> _What the task requires_: Below are some entries; can you quote all of them exactly?

> _Source records_:
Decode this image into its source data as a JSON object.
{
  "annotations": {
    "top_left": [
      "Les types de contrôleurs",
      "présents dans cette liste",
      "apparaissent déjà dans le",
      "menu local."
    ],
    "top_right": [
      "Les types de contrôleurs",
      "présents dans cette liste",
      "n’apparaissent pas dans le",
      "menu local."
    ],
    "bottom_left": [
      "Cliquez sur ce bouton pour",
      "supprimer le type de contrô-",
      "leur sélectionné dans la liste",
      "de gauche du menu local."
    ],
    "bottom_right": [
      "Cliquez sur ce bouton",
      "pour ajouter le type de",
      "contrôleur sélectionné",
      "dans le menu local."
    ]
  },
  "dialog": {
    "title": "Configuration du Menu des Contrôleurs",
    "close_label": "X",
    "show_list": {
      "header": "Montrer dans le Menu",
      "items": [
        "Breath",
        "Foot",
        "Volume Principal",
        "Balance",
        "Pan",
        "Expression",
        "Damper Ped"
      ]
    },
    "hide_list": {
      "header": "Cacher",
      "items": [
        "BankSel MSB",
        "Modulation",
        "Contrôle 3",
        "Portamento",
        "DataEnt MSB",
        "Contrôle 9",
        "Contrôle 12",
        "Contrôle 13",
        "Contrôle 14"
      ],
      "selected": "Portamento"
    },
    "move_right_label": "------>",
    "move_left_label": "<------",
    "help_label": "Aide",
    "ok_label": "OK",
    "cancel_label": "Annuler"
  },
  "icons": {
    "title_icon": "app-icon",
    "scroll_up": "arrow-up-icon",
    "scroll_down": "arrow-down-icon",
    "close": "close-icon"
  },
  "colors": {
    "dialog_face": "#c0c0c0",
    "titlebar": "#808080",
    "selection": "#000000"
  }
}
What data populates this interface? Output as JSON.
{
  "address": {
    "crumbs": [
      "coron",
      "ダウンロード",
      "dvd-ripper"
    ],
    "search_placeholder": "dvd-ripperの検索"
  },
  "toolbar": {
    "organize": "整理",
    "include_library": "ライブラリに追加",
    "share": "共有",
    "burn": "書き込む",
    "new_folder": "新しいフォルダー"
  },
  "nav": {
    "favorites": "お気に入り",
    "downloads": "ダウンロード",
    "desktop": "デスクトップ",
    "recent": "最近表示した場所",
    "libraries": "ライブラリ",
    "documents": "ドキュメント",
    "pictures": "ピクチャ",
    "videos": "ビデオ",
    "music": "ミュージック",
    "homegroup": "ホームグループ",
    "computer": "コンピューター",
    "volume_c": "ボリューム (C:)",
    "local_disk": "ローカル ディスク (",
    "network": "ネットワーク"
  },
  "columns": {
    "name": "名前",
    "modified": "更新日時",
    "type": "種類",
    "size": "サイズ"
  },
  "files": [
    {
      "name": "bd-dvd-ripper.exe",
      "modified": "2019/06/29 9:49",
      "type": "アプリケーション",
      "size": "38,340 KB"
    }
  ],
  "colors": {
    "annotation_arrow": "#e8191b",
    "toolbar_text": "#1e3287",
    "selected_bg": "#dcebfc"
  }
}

> _Task response_:
Decode this image into its source data as a JSON object.
{
  "annotations": {
    "top_left": [
      "Les types de contrôleurs",
      "présents dans cette liste",
      "apparaissent déjà dans le",
      "menu local."
    ],
    "top_right": [
      "Les types de contrôleurs",
      "présents dans cette liste",
      "n’apparaissent pas dans le",
      "menu local."
    ],
    "bottom_left": [
      "Cliquez sur ce bouton pour",
      "supprimer le type de contrô-",
      "leur sélectionné dans la liste",
      "de gauche du menu local."
    ],
    "bottom_right": [
      "Cliquez sur ce bouton",
      "pour ajouter le type de",
      "contrôleur sélectionné",
      "dans le menu local."
    ]
  },
  "dialog": {
    "title": "Configuration du Menu des Contrôleurs",
    "close_label": "X",
    "show_list": {
      "header": "Montrer dans le Menu",
      "items": [
        "Breath",
        "Foot",
        "Volume Principal",
        "Balance",
        "Pan",
        "Expression",
        "Damper Ped"
      ]
    },
    "hide_list": {
      "header": "Cacher",
      "items": [
        "BankSel MSB",
        "Modulation",
        "Contrôle 3",
        "Portamento",
        "DataEnt MSB",
        "Contrôle 9",
        "Contrôle 12",
        "Contrôle 13",
        "Contrôle 14"
      ],
      "selected": "Portamento"
    },
    "move_right_label": "------>",
    "move_left_label": "<------",
    "help_label": "Aide",
    "ok_label": "OK",
    "cancel_label": "Annuler"
  },
  "icons": {
    "title_icon": "app-icon",
    "scroll_up": "arrow-up-icon",
    "scroll_down": "arrow-down-icon",
    "close": "close-icon"
  },
  "colors": {
    "dialog_face": "#c0c0c0",
    "titlebar": "#808080",
    "selection": "#000000"
  }
}
What data populates this interface? Output as JSON.
{
  "address": {
    "crumbs": [
      "coron",
      "ダウンロード",
      "dvd-ripper"
    ],
    "search_placeholder": "dvd-ripperの検索"
  },
  "toolbar": {
    "organize": "整理",
    "include_library": "ライブラリに追加",
    "share": "共有",
    "burn": "書き込む",
    "new_folder": "新しいフォルダー"
  },
  "nav": {
    "favorites": "お気に入り",
    "downloads": "ダウンロード",
    "desktop": "デスクトップ",
    "recent": "最近表示した場所",
    "libraries": "ライブラリ",
    "documents": "ドキュメント",
    "pictures": "ピクチャ",
    "videos": "ビデオ",
    "music": "ミュージック",
    "homegroup": "ホームグループ",
    "computer": "コンピューター",
    "volume_c": "ボリューム (C:)",
    "local_disk": "ローカル ディスク (",
    "network": "ネットワーク"
  },
  "columns": {
    "name": "名前",
    "modified": "更新日時",
    "type": "種類",
    "size": "サイズ"
  },
  "files": [
    {
      "name": "bd-dvd-ripper.exe",
      "modified": "2019/06/29 9:49",
      "type": "アプリケーション",
      "size": "38,340 KB"
    }
  ],
  "colors": {
    "annotation_arrow": "#e8191b",
    "toolbar_text": "#1e3287",
    "selected_bg": "#dcebfc"
  }
}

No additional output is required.